Exercise prompt:
Pick up the code example about the updatable data context and the service class at the point where it stops, and keep going.

You would then use this in your service by doing something like;

public class UpdatableDataContext : 
  NorthwindDataContext, 
  IUpdatable
{

 

and then using it as;

public class Service : DataService<UpdatableDataContext>
{
  public static void InitializeService(IDataServiceConfiguration config)

Provided information:
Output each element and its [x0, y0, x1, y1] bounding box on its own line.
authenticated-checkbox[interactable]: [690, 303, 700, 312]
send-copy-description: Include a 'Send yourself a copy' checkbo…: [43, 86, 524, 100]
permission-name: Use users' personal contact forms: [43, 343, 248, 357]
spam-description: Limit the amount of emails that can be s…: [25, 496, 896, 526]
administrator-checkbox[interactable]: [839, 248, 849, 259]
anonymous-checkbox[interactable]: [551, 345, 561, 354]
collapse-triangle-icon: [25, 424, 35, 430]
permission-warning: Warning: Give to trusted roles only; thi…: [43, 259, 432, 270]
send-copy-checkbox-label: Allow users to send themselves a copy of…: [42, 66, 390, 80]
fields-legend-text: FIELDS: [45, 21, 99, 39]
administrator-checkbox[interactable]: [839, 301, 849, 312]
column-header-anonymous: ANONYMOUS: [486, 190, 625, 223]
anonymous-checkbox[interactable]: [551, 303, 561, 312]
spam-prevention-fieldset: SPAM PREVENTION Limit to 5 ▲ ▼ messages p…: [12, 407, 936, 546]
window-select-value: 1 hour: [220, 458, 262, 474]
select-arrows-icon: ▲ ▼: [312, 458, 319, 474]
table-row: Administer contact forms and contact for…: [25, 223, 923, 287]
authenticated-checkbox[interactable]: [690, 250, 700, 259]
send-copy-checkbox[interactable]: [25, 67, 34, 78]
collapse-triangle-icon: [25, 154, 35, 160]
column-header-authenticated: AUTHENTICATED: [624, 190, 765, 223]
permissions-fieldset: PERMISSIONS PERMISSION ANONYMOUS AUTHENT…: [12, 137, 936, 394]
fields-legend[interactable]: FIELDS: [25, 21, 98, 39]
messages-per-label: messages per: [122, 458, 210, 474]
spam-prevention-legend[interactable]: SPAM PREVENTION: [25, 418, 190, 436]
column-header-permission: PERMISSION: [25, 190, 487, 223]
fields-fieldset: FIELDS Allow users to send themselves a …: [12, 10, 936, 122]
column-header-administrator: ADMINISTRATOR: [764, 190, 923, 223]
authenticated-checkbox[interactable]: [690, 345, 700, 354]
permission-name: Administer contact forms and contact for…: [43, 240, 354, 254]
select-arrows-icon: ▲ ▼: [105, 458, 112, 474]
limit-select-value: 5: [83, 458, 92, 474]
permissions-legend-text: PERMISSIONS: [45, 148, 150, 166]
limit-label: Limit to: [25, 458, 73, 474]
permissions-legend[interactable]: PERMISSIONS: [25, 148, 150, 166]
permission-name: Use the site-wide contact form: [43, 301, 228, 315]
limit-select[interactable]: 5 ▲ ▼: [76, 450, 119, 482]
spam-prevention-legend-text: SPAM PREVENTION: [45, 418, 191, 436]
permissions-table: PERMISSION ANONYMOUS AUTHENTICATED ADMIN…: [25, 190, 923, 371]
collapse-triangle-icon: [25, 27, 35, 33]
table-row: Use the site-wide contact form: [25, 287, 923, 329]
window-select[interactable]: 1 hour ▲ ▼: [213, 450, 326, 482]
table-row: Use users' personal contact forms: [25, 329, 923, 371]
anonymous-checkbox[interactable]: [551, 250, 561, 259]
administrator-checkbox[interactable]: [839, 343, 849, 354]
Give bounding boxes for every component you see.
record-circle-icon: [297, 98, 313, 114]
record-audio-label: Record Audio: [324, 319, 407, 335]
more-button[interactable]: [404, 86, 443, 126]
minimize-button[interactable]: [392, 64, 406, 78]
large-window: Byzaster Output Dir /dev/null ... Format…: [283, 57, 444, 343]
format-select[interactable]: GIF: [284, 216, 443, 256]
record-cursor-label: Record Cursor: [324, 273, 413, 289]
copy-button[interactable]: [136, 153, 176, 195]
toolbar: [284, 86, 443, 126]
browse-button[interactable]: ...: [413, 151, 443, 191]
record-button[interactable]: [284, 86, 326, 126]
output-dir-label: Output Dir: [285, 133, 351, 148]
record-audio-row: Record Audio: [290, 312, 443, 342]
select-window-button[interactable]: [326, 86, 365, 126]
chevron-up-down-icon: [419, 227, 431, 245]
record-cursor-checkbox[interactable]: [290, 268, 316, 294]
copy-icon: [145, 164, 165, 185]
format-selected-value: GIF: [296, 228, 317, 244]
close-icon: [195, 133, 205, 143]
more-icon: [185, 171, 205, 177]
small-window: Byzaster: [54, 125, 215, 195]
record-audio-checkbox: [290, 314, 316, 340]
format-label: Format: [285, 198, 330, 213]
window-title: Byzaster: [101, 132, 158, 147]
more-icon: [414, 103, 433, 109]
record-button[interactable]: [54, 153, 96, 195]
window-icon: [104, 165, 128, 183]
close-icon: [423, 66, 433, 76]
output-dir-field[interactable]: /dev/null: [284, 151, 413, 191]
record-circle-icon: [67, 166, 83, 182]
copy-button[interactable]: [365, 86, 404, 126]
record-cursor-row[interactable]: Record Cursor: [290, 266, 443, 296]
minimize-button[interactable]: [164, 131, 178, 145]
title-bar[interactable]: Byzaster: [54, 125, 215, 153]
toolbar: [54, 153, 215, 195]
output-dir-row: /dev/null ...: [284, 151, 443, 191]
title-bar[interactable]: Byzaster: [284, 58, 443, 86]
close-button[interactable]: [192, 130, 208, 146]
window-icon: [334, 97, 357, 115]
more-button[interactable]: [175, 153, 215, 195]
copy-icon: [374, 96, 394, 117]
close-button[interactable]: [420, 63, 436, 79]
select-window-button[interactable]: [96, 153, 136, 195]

Response to the task:
  {
    config.SetEntitySetAccessRule("*", EntitySetRights.All);
    config.SetServiceOperationAccessRule("*", ServiceOperationRights.All);
  }
}

Note the comments in the source – it’s received little testing so no doubt has bugs. Feel free to pass them back to me and also let me know if you’ve got a smarter way of implementing this as I’d have liked to end up with something a little more “slick” here.